■ **Data extract**
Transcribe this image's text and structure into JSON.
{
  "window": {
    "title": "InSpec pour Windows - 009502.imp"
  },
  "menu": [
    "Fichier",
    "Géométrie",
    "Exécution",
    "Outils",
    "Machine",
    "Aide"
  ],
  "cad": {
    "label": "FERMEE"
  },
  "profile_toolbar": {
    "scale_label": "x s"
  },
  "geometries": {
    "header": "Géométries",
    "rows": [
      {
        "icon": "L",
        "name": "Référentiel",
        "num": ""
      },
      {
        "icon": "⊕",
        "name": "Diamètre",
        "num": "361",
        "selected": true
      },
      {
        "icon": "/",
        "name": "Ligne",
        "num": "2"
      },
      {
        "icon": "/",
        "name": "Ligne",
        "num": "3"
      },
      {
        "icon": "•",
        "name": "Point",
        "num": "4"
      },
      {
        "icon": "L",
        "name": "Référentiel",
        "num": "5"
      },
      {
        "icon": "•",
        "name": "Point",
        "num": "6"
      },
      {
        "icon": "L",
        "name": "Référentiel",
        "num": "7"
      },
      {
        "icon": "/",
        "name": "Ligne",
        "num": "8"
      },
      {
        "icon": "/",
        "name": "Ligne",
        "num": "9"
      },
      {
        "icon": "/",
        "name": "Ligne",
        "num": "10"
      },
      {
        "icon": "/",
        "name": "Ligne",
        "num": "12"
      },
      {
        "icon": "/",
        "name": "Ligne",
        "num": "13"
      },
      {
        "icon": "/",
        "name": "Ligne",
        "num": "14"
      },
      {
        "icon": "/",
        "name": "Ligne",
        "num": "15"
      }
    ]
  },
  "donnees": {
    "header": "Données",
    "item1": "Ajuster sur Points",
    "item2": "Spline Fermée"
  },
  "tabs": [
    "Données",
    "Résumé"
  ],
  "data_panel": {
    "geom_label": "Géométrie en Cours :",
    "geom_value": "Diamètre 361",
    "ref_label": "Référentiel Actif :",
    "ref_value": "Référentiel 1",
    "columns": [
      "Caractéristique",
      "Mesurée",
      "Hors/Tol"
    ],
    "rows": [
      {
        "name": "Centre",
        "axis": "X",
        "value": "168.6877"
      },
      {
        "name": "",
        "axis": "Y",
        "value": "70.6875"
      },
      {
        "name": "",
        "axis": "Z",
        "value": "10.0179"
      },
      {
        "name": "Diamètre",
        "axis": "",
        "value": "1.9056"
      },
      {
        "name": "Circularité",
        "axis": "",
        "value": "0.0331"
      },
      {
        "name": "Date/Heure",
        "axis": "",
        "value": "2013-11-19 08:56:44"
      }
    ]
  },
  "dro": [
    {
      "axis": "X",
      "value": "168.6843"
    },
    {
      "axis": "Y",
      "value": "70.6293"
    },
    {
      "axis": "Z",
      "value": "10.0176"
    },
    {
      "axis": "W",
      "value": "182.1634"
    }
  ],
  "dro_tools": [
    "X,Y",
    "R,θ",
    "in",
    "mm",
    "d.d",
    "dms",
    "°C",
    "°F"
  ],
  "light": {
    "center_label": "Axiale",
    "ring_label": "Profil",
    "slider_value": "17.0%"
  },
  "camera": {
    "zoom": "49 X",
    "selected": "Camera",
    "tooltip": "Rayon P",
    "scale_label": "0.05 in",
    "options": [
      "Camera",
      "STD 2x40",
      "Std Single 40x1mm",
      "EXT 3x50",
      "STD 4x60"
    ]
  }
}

■ **To do**
Please output the entire listing exactly as it stands.

■ **Solution to this problem**
Transcribe this image's text and structure into JSON.
{
  "window": {
    "title": "InSpec pour Windows - 009502.imp"
  },
  "menu": [
    "Fichier",
    "Géométrie",
    "Exécution",
    "Outils",
    "Machine",
    "Aide"
  ],
  "cad": {
    "label": "FERMEE"
  },
  "profile_toolbar": {
    "scale_label": "x s"
  },
  "geometries": {
    "header": "Géométries",
    "rows": [
      {
        "icon": "L",
        "name": "Référentiel",
        "num": ""
      },
      {
        "icon": "⊕",
        "name": "Diamètre",
        "num": "361",
        "selected": true
      },
      {
        "icon": "/",
        "name": "Ligne",
        "num": "2"
      },
      {
        "icon": "/",
        "name": "Ligne",
        "num": "3"
      },
      {
        "icon": "•",
        "name": "Point",
        "num": "4"
      },
      {
        "icon": "L",
        "name": "Référentiel",
        "num": "5"
      },
      {
        "icon": "•",
        "name": "Point",
        "num": "6"
      },
      {
        "icon": "L",
        "name": "Référentiel",
        "num": "7"
      },
      {
        "icon": "/",
        "name": "Ligne",
        "num": "8"
      },
      {
        "icon": "/",
        "name": "Ligne",
        "num": "9"
      },
      {
        "icon": "/",
        "name": "Ligne",
        "num": "10"
      },
      {
        "icon": "/",
        "name": "Ligne",
        "num": "12"
      },
      {
        "icon": "/",
        "name": "Ligne",
        "num": "13"
      },
      {
        "icon": "/",
        "name": "Ligne",
        "num": "14"
      },
      {
        "icon": "/",
        "name": "Ligne",
        "num": "15"
      }
    ]
  },
  "donnees": {
    "header": "Données",
    "item1": "Ajuster sur Points",
    "item2": "Spline Fermée"
  },
  "tabs": [
    "Données",
    "Résumé"
  ],
  "data_panel": {
    "geom_label": "Géométrie en Cours :",
    "geom_value": "Diamètre 361",
    "ref_label": "Référentiel Actif :",
    "ref_value": "Référentiel 1",
    "columns": [
      "Caractéristique",
      "Mesurée",
      "Hors/Tol"
    ],
    "rows": [
      {
        "name": "Centre",
        "axis": "X",
        "value": "168.6877"
      },
      {
        "name": "",
        "axis": "Y",
        "value": "70.6875"
      },
      {
        "name": "",
        "axis": "Z",
        "value": "10.0179"
      },
      {
        "name": "Diamètre",
        "axis": "",
        "value": "1.9056"
      },
      {
        "name": "Circularité",
        "axis": "",
        "value": "0.0331"
      },
      {
        "name": "Date/Heure",
        "axis": "",
        "value": "2013-11-19 08:56:44"
      }
    ]
  },
  "dro": [
    {
      "axis": "X",
      "value": "168.6843"
    },
    {
      "axis": "Y",
      "value": "70.6293"
    },
    {
      "axis": "Z",
      "value": "10.0176"
    },
    {
      "axis": "W",
      "value": "182.1634"
    }
  ],
  "dro_tools": [
    "X,Y",
    "R,θ",
    "in",
    "mm",
    "d.d",
    "dms",
    "°C",
    "°F"
  ],
  "light": {
    "center_label": "Axiale",
    "ring_label": "Profil",
    "slider_value": "17.0%"
  },
  "camera": {
    "zoom": "49 X",
    "selected": "Camera",
    "tooltip": "Rayon P",
    "scale_label": "0.05 in",
    "options": [
      "Camera",
      "STD 2x40",
      "Std Single 40x1mm",
      "EXT 3x50",
      "STD 4x60"
    ]
  }
}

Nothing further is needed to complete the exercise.